# What is expected
Copy out every line that contains the word "resume".

** begin Data for this exercise **

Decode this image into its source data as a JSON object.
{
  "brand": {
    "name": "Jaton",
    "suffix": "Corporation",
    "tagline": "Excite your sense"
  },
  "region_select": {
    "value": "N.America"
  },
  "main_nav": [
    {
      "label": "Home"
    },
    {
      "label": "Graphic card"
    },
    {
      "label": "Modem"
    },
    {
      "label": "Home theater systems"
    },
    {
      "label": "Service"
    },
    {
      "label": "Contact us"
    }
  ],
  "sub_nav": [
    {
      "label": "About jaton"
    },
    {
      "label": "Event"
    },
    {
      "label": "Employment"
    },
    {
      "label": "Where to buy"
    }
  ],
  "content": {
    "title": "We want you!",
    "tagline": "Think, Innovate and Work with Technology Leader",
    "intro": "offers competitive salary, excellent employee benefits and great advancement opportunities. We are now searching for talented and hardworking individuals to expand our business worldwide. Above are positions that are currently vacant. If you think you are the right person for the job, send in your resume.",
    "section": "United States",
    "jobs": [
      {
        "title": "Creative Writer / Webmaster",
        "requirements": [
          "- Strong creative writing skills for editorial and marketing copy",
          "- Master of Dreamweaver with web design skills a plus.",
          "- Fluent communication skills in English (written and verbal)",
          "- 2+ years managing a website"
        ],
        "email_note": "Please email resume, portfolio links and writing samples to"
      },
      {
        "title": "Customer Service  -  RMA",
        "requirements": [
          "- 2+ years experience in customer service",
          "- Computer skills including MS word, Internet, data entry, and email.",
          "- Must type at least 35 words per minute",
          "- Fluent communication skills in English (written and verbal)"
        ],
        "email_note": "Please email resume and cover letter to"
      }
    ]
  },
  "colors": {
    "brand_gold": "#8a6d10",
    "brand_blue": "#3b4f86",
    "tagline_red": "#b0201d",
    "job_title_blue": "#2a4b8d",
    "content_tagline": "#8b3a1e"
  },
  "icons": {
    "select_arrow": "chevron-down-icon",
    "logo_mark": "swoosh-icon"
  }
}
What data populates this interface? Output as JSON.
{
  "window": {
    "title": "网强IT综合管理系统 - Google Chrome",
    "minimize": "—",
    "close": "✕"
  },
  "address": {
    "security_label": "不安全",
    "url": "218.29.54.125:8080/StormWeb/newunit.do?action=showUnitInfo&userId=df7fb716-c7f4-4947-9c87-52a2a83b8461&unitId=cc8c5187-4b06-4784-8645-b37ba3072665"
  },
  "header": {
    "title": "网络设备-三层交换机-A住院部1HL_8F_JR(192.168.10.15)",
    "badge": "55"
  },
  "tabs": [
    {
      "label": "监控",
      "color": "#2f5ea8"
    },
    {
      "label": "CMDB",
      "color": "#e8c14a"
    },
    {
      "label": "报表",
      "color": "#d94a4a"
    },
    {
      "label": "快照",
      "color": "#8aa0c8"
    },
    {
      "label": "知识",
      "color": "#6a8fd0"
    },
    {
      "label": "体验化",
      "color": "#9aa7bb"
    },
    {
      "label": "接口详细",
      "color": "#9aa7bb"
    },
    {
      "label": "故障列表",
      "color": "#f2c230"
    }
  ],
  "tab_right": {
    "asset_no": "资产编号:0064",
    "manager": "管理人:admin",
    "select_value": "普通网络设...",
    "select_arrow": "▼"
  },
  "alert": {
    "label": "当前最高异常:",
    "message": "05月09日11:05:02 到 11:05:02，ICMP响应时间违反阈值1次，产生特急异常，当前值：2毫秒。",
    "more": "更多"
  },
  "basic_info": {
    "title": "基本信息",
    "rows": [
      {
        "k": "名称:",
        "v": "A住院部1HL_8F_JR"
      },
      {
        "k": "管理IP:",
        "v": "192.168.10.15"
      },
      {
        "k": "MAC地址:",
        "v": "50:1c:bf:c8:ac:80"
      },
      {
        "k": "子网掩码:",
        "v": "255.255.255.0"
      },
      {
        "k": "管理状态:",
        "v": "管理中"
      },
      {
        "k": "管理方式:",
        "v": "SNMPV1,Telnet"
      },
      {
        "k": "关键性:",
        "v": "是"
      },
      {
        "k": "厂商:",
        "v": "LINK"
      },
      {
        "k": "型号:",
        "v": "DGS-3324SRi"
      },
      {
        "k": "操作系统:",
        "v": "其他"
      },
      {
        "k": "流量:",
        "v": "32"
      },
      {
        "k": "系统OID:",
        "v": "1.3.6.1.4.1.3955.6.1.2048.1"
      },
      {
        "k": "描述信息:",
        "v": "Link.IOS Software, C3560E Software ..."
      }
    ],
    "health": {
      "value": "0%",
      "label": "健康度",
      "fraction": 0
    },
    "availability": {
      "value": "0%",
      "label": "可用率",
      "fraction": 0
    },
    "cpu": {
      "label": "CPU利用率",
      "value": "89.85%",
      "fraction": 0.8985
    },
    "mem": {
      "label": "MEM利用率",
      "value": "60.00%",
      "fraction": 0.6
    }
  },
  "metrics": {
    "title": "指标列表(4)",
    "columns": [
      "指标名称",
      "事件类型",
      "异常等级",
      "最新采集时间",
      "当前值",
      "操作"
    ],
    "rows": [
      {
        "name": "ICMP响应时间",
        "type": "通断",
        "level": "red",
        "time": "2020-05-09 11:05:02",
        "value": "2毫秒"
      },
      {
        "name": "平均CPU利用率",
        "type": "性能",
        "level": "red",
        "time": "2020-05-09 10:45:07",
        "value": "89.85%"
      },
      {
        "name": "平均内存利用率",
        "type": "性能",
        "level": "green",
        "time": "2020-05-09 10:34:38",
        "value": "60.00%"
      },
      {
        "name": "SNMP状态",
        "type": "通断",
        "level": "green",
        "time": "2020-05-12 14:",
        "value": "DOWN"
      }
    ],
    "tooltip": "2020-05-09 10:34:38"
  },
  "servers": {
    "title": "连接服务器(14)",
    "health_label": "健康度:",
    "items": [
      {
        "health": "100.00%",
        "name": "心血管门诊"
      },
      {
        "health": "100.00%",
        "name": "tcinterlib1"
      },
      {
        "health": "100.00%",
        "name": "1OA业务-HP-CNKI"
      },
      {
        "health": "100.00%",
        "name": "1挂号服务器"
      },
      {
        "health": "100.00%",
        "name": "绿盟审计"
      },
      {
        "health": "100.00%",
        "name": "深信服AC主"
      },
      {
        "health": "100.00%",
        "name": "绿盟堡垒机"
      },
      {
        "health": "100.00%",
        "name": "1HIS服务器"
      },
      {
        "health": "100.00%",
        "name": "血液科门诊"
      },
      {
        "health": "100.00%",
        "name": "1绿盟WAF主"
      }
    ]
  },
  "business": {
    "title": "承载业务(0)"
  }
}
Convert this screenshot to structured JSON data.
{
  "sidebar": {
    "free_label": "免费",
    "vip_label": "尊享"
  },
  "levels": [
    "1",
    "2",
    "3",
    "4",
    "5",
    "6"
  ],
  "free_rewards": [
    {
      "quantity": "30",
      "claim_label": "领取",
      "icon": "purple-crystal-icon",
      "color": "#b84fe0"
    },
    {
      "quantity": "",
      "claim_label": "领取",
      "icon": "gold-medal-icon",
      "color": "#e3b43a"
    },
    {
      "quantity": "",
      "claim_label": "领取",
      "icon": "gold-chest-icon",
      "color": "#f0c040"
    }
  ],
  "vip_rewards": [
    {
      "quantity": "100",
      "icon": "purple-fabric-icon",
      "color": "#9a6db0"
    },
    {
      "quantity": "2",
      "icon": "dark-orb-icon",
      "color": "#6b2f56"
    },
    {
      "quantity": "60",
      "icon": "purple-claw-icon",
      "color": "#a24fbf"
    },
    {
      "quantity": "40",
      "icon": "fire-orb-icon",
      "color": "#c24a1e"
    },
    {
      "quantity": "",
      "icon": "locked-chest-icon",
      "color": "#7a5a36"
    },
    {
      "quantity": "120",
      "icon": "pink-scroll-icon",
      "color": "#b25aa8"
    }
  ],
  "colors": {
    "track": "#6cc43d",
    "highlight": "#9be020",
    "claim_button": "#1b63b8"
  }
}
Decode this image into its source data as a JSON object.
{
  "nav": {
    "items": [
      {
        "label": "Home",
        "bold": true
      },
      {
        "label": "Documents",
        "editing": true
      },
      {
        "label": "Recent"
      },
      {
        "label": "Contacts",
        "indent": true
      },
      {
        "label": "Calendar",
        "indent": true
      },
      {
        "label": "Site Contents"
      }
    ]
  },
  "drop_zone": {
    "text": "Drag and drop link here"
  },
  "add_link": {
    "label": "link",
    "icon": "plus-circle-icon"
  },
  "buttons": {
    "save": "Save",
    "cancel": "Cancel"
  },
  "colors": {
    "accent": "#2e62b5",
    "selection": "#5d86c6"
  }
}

** end Data for this exercise **

# Exercise answer
    "intro": "offers competitive salary, excellent employee benefits and great advancement opportunities. We are now searching for talented and hardworking individuals to expand our business worldwide. Above are positions that are currently vacant. If you think you are the right person for the job, send in your resume.",
        "email_note": "Please email resume, portfolio links and writing samples to"
        "email_note": "Please email resume and cover letter to"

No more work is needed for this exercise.